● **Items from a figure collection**
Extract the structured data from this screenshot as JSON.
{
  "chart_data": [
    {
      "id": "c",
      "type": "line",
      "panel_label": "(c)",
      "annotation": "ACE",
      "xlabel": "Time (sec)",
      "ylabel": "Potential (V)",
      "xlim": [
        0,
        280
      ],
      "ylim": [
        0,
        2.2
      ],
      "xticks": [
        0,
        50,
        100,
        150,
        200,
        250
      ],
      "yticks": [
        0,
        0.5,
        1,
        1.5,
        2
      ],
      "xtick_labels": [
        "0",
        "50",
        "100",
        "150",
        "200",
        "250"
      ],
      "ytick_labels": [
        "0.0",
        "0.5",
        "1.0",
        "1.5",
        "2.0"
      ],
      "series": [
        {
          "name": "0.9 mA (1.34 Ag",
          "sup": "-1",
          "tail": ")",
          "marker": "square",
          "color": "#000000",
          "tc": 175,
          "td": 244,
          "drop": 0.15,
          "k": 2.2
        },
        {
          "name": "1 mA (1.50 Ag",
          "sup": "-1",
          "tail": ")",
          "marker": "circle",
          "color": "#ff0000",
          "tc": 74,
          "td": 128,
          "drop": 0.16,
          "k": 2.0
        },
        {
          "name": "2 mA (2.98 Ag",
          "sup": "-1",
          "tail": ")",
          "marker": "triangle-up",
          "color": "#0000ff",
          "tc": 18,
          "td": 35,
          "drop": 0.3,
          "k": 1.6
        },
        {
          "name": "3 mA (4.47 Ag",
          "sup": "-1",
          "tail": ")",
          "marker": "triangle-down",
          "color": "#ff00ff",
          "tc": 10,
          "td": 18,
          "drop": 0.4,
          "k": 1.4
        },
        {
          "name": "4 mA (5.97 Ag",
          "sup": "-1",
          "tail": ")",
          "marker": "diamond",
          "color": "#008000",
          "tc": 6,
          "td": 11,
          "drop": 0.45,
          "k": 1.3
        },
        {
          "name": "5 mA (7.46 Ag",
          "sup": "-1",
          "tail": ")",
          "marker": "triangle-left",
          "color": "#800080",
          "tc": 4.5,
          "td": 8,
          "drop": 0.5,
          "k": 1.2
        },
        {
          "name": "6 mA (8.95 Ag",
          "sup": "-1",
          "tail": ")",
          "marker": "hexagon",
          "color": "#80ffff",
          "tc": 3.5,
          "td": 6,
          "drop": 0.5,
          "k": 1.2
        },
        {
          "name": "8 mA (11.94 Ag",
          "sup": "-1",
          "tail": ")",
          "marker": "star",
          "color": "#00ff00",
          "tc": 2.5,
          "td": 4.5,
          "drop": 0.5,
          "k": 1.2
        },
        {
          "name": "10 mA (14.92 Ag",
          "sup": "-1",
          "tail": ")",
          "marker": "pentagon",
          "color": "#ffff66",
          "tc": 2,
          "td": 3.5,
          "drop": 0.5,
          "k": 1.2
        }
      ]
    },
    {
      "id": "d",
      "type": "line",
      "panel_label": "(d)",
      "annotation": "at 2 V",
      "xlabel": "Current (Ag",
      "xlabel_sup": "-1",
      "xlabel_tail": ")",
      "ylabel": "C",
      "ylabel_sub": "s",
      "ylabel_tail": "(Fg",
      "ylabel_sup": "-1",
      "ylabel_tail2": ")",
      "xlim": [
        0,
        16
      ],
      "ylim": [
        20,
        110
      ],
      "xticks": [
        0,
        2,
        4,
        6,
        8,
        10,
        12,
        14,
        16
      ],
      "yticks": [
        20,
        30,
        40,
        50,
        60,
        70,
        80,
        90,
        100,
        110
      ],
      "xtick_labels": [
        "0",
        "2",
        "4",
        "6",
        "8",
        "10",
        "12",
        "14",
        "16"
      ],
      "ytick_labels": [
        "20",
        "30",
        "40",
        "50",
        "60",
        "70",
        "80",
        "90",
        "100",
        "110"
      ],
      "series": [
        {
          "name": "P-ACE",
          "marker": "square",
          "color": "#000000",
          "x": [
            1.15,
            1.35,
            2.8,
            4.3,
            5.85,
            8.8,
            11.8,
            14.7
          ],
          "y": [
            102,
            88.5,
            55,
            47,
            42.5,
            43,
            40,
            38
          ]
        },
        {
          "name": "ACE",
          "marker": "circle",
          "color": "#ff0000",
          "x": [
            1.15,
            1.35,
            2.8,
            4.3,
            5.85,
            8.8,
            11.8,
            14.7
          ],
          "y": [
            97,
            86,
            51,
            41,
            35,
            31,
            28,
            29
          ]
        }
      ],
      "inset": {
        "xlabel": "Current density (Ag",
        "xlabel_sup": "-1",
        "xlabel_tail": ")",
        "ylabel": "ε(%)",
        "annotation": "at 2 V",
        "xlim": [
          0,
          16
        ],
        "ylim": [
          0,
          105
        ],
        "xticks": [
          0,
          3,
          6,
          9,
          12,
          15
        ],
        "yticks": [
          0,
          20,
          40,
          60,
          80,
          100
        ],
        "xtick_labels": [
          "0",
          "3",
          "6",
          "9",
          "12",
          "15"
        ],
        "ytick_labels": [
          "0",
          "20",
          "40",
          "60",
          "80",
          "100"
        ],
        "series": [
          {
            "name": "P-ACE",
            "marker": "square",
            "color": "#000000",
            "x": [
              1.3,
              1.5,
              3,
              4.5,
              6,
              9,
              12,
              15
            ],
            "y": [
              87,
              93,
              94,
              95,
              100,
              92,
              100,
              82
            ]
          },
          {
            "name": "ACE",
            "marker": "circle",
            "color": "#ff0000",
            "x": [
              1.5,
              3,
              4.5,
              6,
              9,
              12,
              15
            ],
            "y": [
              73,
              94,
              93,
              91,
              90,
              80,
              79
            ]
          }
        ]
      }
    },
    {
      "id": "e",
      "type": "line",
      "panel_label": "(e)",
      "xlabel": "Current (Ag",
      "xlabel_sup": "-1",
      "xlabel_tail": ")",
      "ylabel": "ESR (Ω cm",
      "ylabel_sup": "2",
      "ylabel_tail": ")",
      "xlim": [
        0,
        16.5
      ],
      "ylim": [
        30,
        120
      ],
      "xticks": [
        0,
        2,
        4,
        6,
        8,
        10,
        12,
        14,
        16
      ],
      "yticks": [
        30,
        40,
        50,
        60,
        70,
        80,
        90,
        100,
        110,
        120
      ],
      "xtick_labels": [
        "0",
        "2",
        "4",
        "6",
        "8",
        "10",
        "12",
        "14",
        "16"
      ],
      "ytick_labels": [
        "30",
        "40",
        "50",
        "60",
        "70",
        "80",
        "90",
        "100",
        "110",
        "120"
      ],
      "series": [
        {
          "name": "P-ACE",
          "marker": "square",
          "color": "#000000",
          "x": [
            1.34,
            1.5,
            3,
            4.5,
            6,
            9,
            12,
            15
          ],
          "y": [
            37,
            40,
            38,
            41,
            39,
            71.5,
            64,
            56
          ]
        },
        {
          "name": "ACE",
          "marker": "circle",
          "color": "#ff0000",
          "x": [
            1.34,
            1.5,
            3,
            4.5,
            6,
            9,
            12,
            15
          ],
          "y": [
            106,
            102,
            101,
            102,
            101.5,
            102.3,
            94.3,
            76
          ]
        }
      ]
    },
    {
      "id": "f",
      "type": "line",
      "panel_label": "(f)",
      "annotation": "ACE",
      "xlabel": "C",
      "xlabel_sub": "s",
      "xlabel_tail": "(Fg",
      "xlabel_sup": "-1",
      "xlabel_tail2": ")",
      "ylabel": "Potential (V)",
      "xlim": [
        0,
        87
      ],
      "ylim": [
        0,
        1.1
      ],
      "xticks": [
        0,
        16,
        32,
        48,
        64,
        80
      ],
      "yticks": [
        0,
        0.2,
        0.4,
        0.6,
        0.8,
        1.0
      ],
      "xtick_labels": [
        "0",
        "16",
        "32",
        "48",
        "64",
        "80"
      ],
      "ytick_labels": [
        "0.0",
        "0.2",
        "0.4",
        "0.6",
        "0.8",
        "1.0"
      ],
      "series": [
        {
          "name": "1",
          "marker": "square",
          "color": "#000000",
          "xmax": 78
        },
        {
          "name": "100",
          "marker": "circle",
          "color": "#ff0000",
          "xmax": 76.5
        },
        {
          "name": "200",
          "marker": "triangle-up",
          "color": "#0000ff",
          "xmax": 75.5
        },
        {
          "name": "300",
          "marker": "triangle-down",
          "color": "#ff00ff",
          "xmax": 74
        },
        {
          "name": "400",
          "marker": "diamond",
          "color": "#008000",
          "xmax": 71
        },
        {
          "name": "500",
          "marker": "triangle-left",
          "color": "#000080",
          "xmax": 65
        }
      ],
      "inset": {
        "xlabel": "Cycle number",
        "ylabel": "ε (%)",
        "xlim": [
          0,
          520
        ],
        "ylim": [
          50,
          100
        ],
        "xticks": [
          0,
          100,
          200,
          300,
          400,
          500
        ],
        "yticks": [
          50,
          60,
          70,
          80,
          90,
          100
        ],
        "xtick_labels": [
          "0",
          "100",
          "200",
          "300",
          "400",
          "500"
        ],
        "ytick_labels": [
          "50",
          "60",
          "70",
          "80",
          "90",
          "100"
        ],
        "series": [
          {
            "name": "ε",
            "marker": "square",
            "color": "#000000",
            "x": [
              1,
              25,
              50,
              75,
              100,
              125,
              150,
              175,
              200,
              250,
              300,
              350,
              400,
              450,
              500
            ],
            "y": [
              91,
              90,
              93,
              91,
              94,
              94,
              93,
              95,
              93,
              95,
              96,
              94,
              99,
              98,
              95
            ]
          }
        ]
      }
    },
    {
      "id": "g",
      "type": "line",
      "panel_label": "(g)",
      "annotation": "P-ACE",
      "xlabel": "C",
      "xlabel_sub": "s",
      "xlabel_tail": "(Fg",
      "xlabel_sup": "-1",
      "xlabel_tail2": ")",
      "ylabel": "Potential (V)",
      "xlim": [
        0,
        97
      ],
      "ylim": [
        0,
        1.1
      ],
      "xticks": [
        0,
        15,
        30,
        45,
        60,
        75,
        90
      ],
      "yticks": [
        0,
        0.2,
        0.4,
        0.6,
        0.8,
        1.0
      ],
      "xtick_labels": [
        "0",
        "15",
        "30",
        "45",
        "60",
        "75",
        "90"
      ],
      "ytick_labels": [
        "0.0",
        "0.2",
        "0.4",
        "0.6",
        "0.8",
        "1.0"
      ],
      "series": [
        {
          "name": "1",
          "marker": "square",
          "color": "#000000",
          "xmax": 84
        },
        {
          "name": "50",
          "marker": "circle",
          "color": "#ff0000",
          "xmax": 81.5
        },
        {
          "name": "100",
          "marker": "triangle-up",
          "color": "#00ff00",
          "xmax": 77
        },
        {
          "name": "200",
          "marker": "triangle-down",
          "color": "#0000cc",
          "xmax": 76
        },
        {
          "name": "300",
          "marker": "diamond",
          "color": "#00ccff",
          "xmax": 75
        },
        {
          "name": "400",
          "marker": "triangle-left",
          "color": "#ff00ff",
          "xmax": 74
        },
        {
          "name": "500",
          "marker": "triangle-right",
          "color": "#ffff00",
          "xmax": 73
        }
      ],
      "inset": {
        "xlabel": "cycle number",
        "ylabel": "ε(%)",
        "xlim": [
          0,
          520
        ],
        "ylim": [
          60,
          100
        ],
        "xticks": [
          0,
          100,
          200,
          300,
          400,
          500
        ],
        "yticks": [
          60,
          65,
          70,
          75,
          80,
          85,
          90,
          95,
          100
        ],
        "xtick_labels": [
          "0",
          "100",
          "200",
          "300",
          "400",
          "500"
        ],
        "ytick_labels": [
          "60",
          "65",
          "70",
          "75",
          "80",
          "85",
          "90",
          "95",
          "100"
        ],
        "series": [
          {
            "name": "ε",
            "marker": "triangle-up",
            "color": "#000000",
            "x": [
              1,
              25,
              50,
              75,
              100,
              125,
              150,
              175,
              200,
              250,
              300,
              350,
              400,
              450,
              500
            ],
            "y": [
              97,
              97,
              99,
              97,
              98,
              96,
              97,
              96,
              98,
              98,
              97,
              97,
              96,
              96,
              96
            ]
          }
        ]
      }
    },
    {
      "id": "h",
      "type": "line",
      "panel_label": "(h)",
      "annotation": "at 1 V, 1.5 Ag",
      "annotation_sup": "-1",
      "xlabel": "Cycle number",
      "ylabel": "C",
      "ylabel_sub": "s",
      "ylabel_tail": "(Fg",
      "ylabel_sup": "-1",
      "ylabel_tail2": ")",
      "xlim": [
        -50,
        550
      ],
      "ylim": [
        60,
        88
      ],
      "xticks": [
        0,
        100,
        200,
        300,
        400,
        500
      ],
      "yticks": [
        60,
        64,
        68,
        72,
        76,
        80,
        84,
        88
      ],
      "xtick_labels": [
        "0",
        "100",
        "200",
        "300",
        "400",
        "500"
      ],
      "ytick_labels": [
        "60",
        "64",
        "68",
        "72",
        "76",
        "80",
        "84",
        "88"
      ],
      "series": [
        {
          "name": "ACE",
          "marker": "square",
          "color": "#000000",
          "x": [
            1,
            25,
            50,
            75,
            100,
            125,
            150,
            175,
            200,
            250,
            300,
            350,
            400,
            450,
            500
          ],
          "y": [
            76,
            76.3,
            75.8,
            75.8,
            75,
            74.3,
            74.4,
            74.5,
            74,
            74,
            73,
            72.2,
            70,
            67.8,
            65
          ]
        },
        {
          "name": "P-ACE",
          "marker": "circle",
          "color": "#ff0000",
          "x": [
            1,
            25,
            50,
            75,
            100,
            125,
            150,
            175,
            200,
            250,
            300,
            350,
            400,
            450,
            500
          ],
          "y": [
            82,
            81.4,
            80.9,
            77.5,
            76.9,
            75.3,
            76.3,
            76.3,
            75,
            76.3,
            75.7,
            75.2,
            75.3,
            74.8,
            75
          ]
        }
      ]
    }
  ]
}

● **TASK**
Track down every line with the word "number" and copy it.

● **WRITTEN SOLUTION**
        "xlabel": "Cycle number",
        "xlabel": "cycle number",
      "xlabel": "Cycle number",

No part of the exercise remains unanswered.